What the task requires:
Lines holding the string "Chemistry": copy each one from the listing below.
+++ Extracted entries +++
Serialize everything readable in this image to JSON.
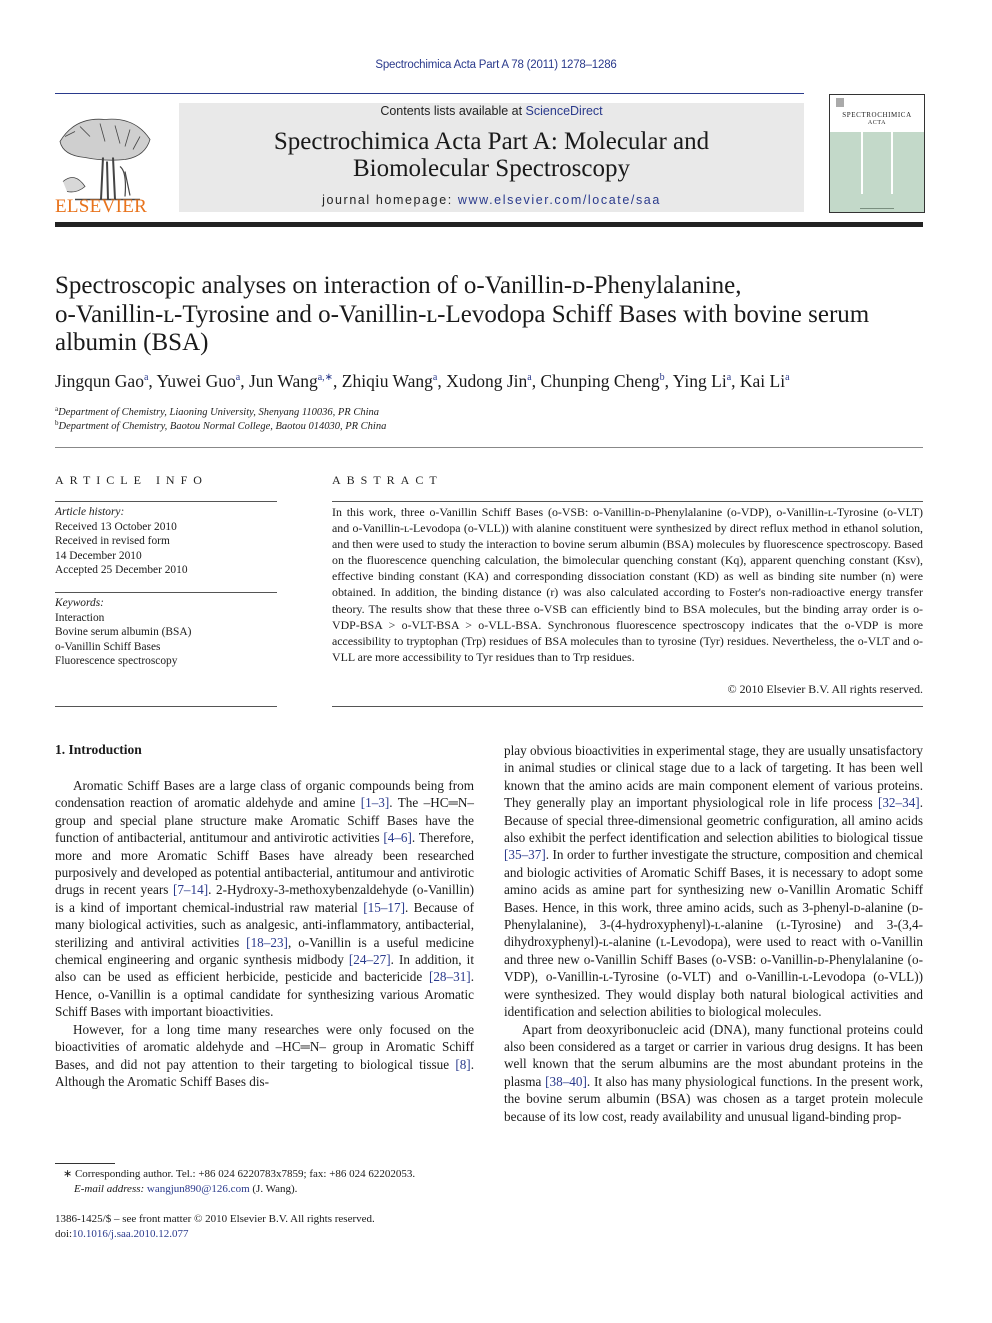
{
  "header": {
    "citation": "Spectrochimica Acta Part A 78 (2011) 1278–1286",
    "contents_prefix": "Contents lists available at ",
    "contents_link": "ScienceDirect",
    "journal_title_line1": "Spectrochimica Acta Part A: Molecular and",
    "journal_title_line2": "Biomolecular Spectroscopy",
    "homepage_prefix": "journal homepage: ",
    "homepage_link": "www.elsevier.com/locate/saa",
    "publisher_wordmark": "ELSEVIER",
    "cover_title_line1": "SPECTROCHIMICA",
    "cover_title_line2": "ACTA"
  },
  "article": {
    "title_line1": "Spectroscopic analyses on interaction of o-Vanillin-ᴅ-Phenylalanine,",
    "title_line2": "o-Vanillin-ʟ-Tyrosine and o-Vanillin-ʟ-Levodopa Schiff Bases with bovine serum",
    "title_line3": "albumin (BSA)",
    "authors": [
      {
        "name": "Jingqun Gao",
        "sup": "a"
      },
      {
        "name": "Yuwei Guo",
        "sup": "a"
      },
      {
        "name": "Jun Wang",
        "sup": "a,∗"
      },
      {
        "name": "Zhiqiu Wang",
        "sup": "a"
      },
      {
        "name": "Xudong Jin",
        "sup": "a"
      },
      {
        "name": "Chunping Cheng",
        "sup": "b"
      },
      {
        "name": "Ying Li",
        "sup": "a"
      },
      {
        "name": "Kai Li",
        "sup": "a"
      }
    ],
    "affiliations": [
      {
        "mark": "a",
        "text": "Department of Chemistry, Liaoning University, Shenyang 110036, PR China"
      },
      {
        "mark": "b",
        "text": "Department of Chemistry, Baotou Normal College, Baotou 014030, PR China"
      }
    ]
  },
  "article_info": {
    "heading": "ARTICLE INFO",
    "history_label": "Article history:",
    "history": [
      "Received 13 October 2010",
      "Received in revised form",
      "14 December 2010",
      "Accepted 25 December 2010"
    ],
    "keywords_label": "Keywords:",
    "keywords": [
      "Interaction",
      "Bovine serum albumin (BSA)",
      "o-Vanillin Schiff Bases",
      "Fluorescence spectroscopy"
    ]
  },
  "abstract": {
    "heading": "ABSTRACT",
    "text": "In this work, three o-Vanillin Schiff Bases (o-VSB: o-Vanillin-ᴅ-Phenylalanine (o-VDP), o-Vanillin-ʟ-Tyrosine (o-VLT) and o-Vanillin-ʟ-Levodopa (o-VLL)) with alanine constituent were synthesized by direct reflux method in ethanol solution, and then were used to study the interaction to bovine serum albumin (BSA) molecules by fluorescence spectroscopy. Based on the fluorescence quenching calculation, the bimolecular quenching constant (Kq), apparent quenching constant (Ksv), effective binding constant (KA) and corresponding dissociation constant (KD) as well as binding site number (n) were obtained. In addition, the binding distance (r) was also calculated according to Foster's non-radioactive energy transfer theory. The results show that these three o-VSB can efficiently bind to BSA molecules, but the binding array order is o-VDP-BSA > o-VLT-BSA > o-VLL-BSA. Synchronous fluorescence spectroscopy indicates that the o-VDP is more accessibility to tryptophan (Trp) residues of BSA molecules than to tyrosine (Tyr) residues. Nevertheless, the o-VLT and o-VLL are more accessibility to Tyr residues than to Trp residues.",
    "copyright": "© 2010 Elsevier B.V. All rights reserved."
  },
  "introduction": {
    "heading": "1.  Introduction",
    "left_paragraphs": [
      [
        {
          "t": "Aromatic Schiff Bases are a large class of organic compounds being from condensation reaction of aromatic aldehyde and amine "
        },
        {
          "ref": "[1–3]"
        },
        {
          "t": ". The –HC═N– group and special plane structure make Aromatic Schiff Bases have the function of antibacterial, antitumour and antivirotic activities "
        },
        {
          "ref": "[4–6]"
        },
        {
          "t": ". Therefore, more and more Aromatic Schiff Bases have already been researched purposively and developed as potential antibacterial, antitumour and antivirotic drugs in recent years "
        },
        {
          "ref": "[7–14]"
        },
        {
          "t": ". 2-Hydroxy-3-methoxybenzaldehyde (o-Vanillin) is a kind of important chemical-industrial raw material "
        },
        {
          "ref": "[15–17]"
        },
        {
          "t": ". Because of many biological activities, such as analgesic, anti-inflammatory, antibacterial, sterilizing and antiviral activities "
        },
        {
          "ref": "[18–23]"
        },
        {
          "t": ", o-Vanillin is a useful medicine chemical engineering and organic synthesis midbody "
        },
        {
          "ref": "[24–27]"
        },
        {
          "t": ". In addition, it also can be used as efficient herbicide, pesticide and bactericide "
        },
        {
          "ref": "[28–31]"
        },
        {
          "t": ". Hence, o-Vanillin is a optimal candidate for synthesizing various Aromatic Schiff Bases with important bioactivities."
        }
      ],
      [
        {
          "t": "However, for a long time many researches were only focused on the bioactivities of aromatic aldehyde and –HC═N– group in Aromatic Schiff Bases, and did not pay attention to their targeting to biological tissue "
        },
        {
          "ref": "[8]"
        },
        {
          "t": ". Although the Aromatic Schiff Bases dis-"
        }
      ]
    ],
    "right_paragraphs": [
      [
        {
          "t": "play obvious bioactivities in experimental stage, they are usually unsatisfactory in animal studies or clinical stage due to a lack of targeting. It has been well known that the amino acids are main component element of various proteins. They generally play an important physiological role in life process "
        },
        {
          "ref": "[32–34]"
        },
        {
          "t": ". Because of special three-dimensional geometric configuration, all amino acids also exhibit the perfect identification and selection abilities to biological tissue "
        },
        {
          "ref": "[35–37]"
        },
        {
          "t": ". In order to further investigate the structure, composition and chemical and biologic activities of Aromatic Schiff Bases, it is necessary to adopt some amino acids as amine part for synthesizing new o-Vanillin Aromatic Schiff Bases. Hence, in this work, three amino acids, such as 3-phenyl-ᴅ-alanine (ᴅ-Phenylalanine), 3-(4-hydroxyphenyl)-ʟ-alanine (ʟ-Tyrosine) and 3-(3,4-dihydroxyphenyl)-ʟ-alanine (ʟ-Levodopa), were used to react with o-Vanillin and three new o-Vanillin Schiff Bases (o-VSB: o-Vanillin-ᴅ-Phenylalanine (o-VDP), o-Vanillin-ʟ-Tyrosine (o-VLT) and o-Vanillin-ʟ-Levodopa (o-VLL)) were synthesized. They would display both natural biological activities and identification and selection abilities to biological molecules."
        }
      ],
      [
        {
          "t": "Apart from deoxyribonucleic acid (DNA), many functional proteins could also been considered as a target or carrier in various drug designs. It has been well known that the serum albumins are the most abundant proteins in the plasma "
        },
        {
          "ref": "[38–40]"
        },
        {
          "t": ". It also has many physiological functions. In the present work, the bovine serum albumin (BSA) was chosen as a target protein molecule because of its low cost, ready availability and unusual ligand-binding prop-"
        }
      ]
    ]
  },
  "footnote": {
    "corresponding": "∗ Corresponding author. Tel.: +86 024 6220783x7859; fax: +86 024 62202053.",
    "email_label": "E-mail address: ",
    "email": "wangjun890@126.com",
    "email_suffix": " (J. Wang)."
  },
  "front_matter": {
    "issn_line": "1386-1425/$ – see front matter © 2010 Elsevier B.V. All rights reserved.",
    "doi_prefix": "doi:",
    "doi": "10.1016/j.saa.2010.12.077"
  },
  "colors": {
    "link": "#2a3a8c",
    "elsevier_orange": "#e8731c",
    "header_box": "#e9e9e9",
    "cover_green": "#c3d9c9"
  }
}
+++
+++ Extracted entries +++
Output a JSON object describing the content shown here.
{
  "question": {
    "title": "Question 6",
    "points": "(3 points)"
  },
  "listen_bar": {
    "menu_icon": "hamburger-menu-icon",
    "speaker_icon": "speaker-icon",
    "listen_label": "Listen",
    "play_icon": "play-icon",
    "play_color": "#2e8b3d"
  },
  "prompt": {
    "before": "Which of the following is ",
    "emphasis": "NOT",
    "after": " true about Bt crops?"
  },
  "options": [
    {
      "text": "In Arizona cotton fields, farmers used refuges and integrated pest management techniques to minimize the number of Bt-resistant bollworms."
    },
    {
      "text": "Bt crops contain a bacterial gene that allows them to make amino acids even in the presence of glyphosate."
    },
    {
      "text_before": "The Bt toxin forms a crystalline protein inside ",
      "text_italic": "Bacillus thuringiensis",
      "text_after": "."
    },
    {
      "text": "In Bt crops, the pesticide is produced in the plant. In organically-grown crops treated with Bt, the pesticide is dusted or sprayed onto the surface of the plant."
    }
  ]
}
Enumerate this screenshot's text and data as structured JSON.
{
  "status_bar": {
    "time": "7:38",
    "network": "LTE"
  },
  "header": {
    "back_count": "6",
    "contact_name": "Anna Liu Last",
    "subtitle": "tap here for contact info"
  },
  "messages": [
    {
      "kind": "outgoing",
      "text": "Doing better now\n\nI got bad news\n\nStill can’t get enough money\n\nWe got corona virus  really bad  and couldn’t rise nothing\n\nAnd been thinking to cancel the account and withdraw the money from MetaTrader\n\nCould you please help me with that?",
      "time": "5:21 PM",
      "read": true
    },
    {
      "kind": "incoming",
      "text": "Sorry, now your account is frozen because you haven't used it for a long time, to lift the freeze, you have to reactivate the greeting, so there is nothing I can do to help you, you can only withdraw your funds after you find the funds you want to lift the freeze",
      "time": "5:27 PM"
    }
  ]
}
+++
Solution:
        "text": "Department of Chemistry, Liaoning University, Shenyang 110036, PR China"
        "text": "Department of Chemistry, Baotou Normal College, Baotou 014030, PR China"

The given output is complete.